Task requirements —
Count the lines below that contain "product". Give only the number.

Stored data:
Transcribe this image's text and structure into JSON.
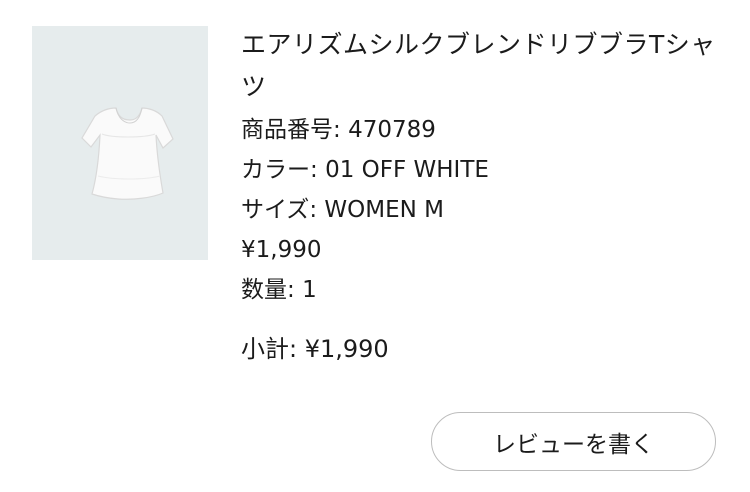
{
  "product": {
    "name": "エアリズムシルクブレンドリブブラTシャツ",
    "item_number_label": "商品番号",
    "item_number": "470789",
    "color_label": "カラー",
    "color_value": "01 OFF WHITE",
    "size_label": "サイズ",
    "size_value": "WOMEN M",
    "price": "¥1,990",
    "quantity_label": "数量",
    "quantity_value": "1",
    "subtotal_label": "小計",
    "subtotal_value": "¥1,990",
    "image_icon": "white-tshirt-product-image",
    "image_bg": "#e6eced"
  },
  "actions": {
    "write_review_label": "レビューを書く"
  }
}
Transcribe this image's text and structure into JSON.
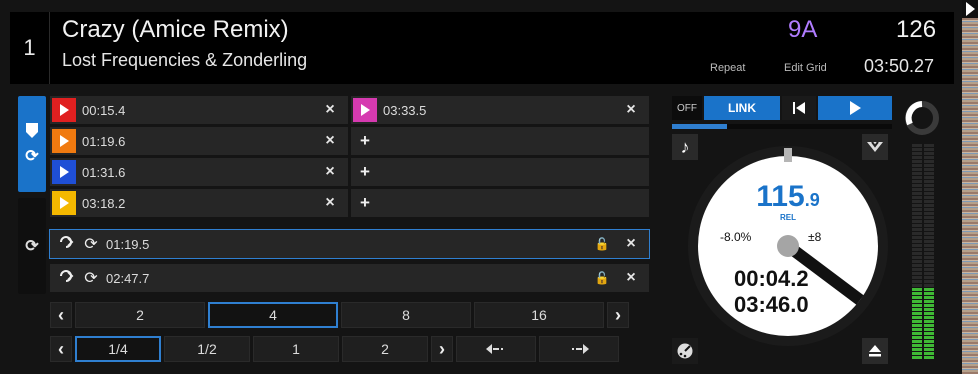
{
  "deck": {
    "number": "1",
    "title": "Crazy (Amice Remix)",
    "artist": "Lost Frequencies & Zonderling",
    "key": "9A",
    "bpm": "126",
    "repeat_label": "Repeat",
    "edit_grid_label": "Edit Grid",
    "duration": "03:50.27"
  },
  "hotcues": [
    {
      "time": "00:15.4",
      "color": "#e02020"
    },
    {
      "time": "01:19.6",
      "color": "#f07a10"
    },
    {
      "time": "01:31.6",
      "color": "#1f4fd6"
    },
    {
      "time": "03:18.2",
      "color": "#f4b800"
    }
  ],
  "hotcues_right": [
    {
      "time": "03:33.5",
      "color": "#d63ab0"
    }
  ],
  "saved_loops": [
    {
      "time": "01:19.5",
      "selected": true
    },
    {
      "time": "02:47.7",
      "selected": false
    }
  ],
  "icons": {
    "close": "×",
    "add": "+",
    "loop": "⟳",
    "lock": "🔓"
  },
  "loop_sizes": [
    "2",
    "4",
    "8",
    "16"
  ],
  "loop_sizes_active": "4",
  "beat_jumps": [
    "1/4",
    "1/2",
    "1",
    "2"
  ],
  "beat_jumps_active": "1/4",
  "transport": {
    "off_label": "OFF",
    "link_label": "LINK",
    "progress_fraction": 0.25
  },
  "jog": {
    "bpm_int": "115",
    "bpm_dec": ".9",
    "rel_label": "REL",
    "pitch": "-8.0%",
    "pitch_range": "±8",
    "elapsed": "00:04.2",
    "remaining": "03:46.0"
  },
  "colors": {
    "accent": "#1a73c9",
    "key": "#b07cff"
  }
}
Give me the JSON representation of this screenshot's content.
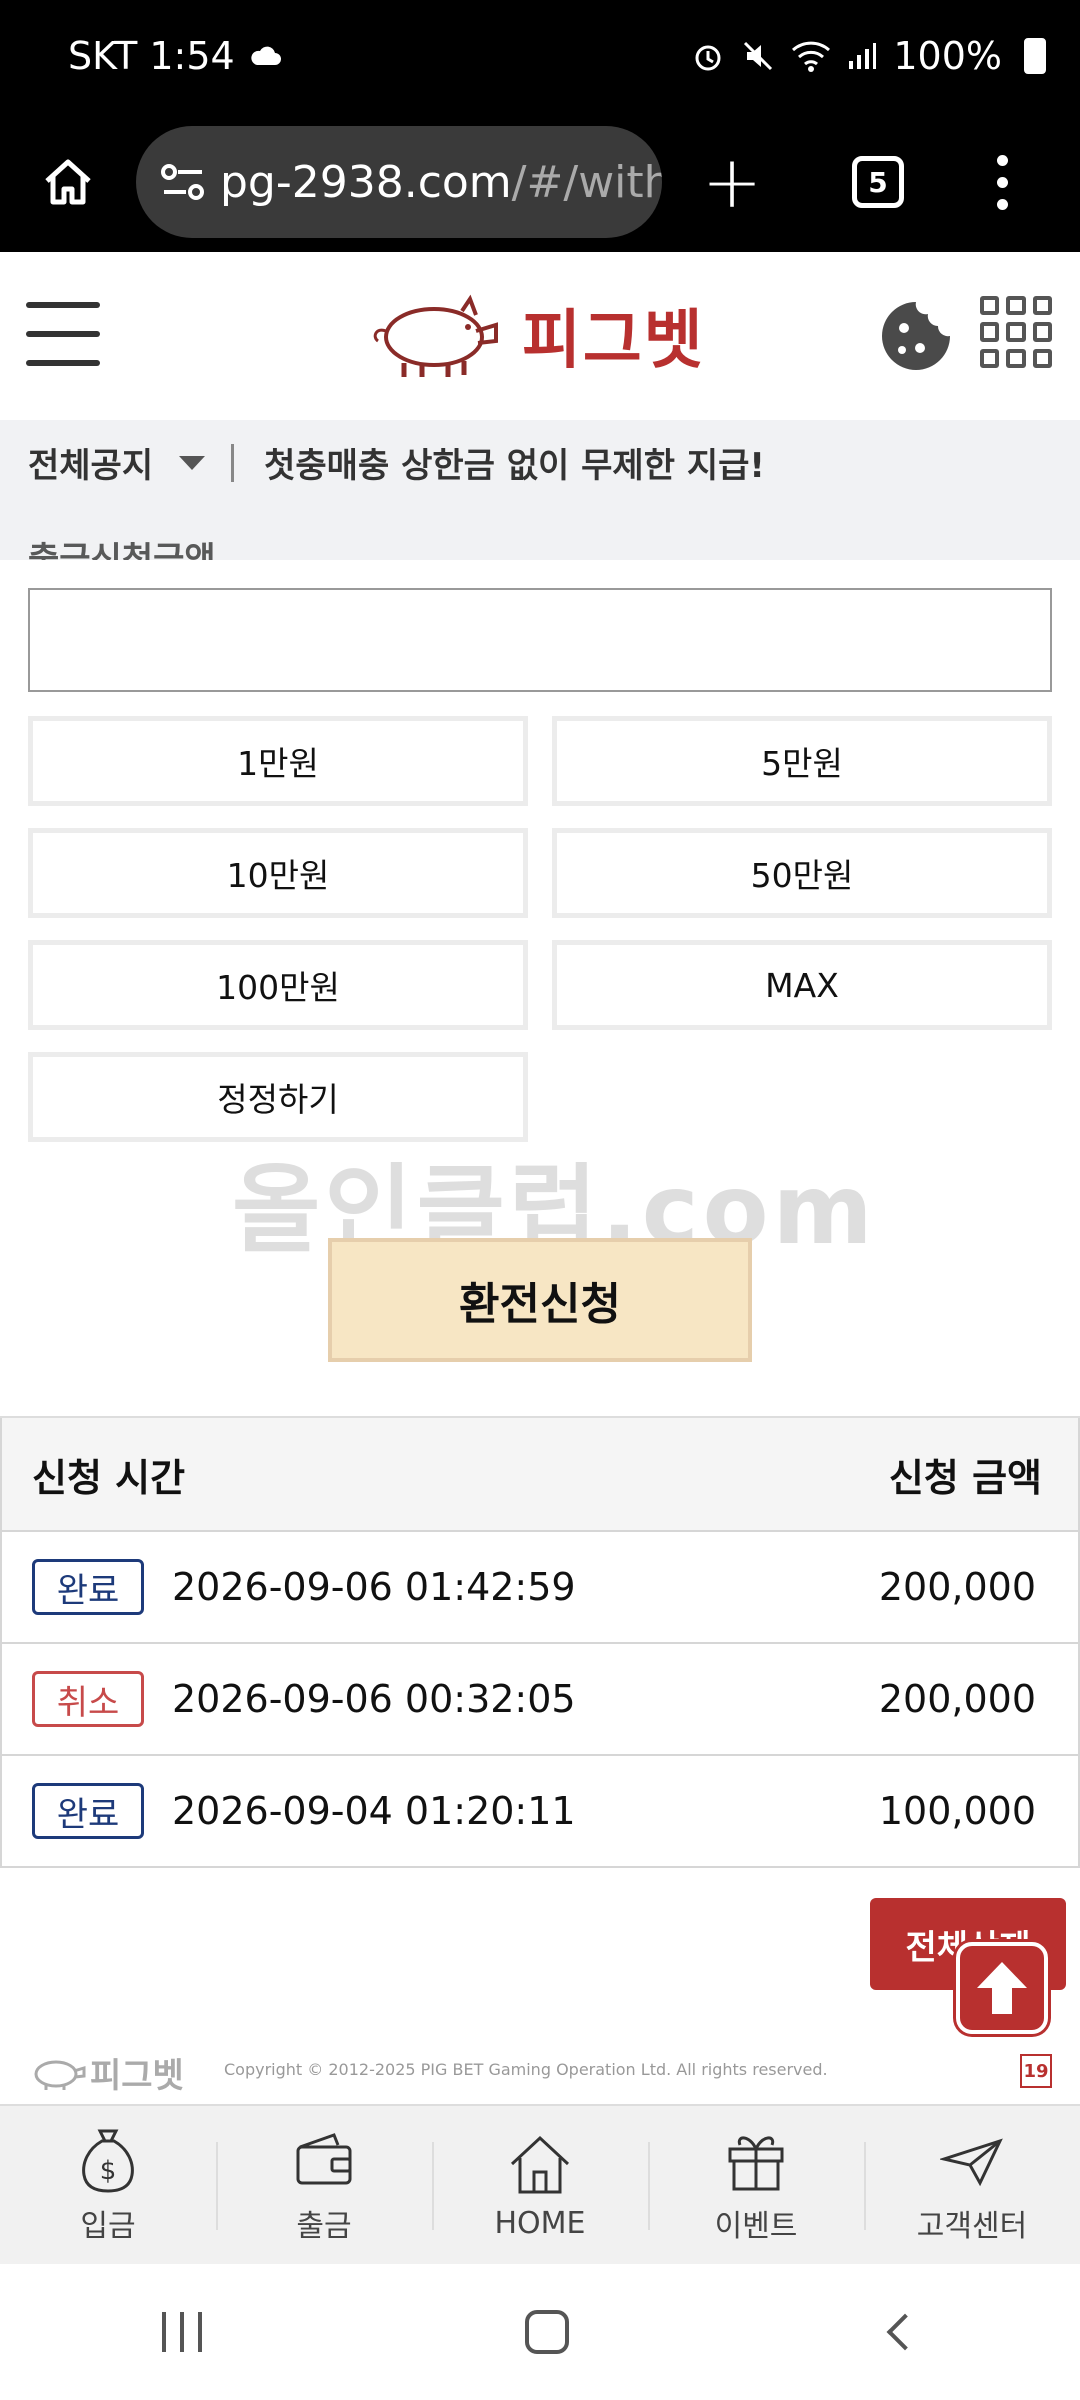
{
  "status_bar": {
    "carrier_time": "SKT 1:54",
    "battery": "100%"
  },
  "browser": {
    "url_main": "pg-2938.com",
    "url_rest": "/#/with",
    "tab_count": "5"
  },
  "header": {
    "logo_text": "피그벳"
  },
  "notice": {
    "category": "전체공지",
    "message": "첫충매충 상한금 없이 무제한 지급!",
    "cut_text": "출금신청금액"
  },
  "form": {
    "amount_value": "",
    "quick_amounts": [
      "1만원",
      "5만원",
      "10만원",
      "50만원",
      "100만원",
      "MAX"
    ],
    "reset_label": "정정하기",
    "submit_label": "환전신청"
  },
  "watermark": "올인클럽.com",
  "history": {
    "col_time": "신청 시간",
    "col_amount": "신청 금액",
    "rows": [
      {
        "status": "완료",
        "time": "2026-09-06 01:42:59",
        "amount": "200,000"
      },
      {
        "status": "취소",
        "time": "2026-09-06 00:32:05",
        "amount": "200,000"
      },
      {
        "status": "완료",
        "time": "2026-09-04 01:20:11",
        "amount": "100,000"
      }
    ]
  },
  "delete_all_label": "전체삭제",
  "footer": {
    "logo_text": "피그벳",
    "copyright": "Copyright © 2012-2025 PIG BET Gaming Operation Ltd. All rights reserved.",
    "age": "19"
  },
  "bottom_nav": [
    {
      "label": "입금",
      "icon": "money-bag-icon"
    },
    {
      "label": "출금",
      "icon": "wallet-icon"
    },
    {
      "label": "HOME",
      "icon": "house-icon"
    },
    {
      "label": "이벤트",
      "icon": "gift-icon"
    },
    {
      "label": "고객센터",
      "icon": "paper-plane-icon"
    }
  ],
  "colors": {
    "brand_red": "#b8302f",
    "submit_bg": "#f7e6c4",
    "done_blue": "#1d3a7a",
    "cancel_red": "#c74a4a"
  }
}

Answer —
2